- _DATASET RECORDS_:
■ ■ ■

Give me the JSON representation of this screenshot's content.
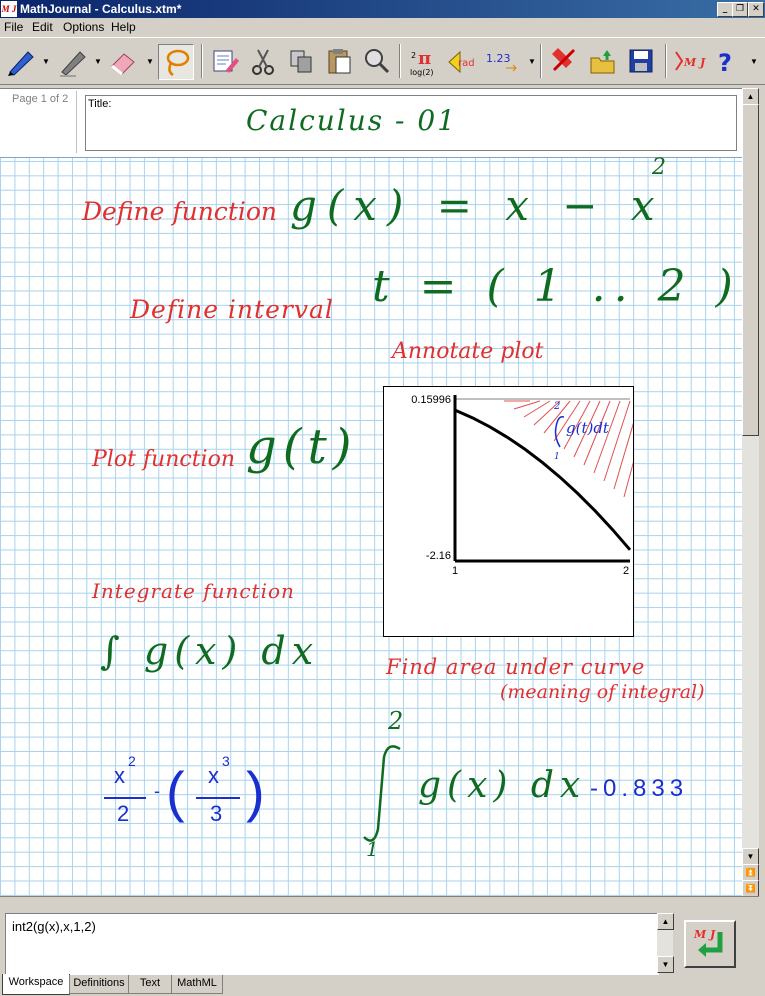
{
  "window": {
    "title": "MathJournal - Calculus.xtm*",
    "icon": "M J"
  },
  "menu": [
    "File",
    "Edit",
    "Options",
    "Help"
  ],
  "toolbar": {
    "sign_text": "1.23",
    "icon_sub": "log(2)",
    "icon_rad": "rad",
    "icon_mj": "M J",
    "help": "?"
  },
  "page": {
    "indicator": "Page 1 of 2",
    "title_label": "Title:",
    "title_text": "Calculus - 01"
  },
  "notes": {
    "define_function": "Define function",
    "define_interval": "Define interval",
    "plot_function": "Plot function",
    "annotate_plot": "Annotate plot",
    "integrate_function": "Integrate function",
    "find_area": "Find area under curve",
    "meaning": "(meaning of integral)"
  },
  "math": {
    "gx_def": "g(x) = x − x",
    "exp2": "2",
    "interval": "t = ( 1 .. 2 )",
    "plot_call": "g(t)",
    "integral_expr": "∫ g(x) dx",
    "result_num_a": "x",
    "result_exp_a": "2",
    "result_den_a": "2",
    "result_minus": "-",
    "result_num_b": "x",
    "result_exp_b": "3",
    "result_den_b": "3",
    "def_upper": "2",
    "def_lower": "1",
    "def_body": "g(x) dx",
    "def_result": "-0.833",
    "plot_annotation": "g(t)dt",
    "plot_annotation_upper": "2",
    "plot_annotation_lower": "1"
  },
  "chart_data": {
    "type": "line",
    "x": [
      1.0,
      1.1,
      1.2,
      1.3,
      1.4,
      1.5,
      1.6,
      1.7,
      1.8,
      1.9,
      2.0
    ],
    "y": [
      0.0,
      -0.11,
      -0.24,
      -0.39,
      -0.56,
      -0.75,
      -0.96,
      -1.19,
      -1.44,
      -1.71,
      -2.0
    ],
    "xlim": [
      1,
      2
    ],
    "ylim": [
      -2.16,
      0.15996
    ],
    "x_tick_labels": [
      "1",
      "2"
    ],
    "y_tick_labels": [
      "0.15996",
      "-2.16"
    ],
    "title": "",
    "xlabel": "",
    "ylabel": "",
    "grid": false
  },
  "command": {
    "value": "int2(g(x),x,1,2)"
  },
  "tabs": [
    "Workspace",
    "Definitions",
    "Text",
    "MathML"
  ],
  "colors": {
    "green": "#0e6b1f",
    "red": "#e03030",
    "blue": "#1a2fd0",
    "gridline": "#a7d3ec"
  }
}
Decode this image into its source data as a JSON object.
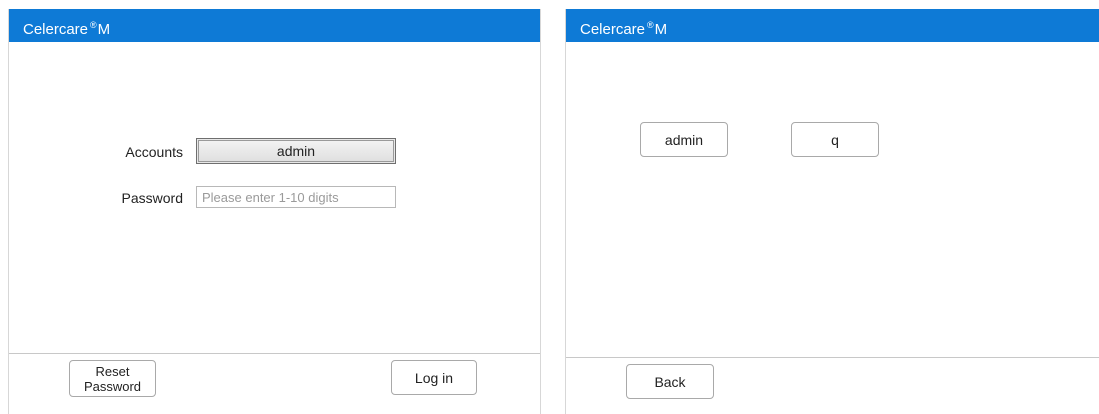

■ ■ ■

Copy every line above word for word and exclude the pictures.

Give me the JSON representation of this screenshot's content.
{
  "window": {
    "title": "MathJournal - Calculus.xtm*",
    "icon": "M J"
  },
  "menu": [
    "File",
    "Edit",
    "Options",
    "Help"
  ],
  "toolbar": {
    "sign_text": "1.23",
    "icon_sub": "log(2)",
    "icon_rad": "rad",
    "icon_mj": "M J",
    "help": "?"
  },
  "page": {
    "indicator": "Page 1 of 2",
    "title_label": "Title:",
    "title_text": "Calculus - 01"
  },
  "notes": {
    "define_function": "Define function",
    "define_interval": "Define interval",
    "plot_function": "Plot function",
    "annotate_plot": "Annotate plot",
    "integrate_function": "Integrate function",
    "find_area": "Find area under curve",
    "meaning": "(meaning of integral)"
  },
  "math": {
    "gx_def": "g(x) = x − x",
    "exp2": "2",
    "interval": "t = ( 1 .. 2 )",
    "plot_call": "g(t)",
    "integral_expr": "∫ g(x) dx",
    "result_num_a": "x",
    "result_exp_a": "2",
    "result_den_a": "2",
    "result_minus": "-",
    "result_num_b": "x",
    "result_exp_b": "3",
    "result_den_b": "3",
    "def_upper": "2",
    "def_lower": "1",
    "def_body": "g(x) dx",
    "def_result": "-0.833",
    "plot_annotation": "g(t)dt",
    "plot_annotation_upper": "2",
    "plot_annotation_lower": "1"
  },
  "chart_data": {
    "type": "line",
    "x": [
      1.0,
      1.1,
      1.2,
      1.3,
      1.4,
      1.5,
      1.6,
      1.7,
      1.8,
      1.9,
      2.0
    ],
    "y": [
      0.0,
      -0.11,
      -0.24,
      -0.39,
      -0.56,
      -0.75,
      -0.96,
      -1.19,
      -1.44,
      -1.71,
      -2.0
    ],
    "xlim": [
      1,
      2
    ],
    "ylim": [
      -2.16,
      0.15996
    ],
    "x_tick_labels": [
      "1",
      "2"
    ],
    "y_tick_labels": [
      "0.15996",
      "-2.16"
    ],
    "title": "",
    "xlabel": "",
    "ylabel": "",
    "grid": false
  },
  "command": {
    "value": "int2(g(x),x,1,2)"
  },
  "tabs": [
    "Workspace",
    "Definitions",
    "Text",
    "MathML"
  ],
  "colors": {
    "green": "#0e6b1f",
    "red": "#e03030",
    "blue": "#1a2fd0",
    "gridline": "#a7d3ec"
  }
}
Decode this image into its source data as a JSON object.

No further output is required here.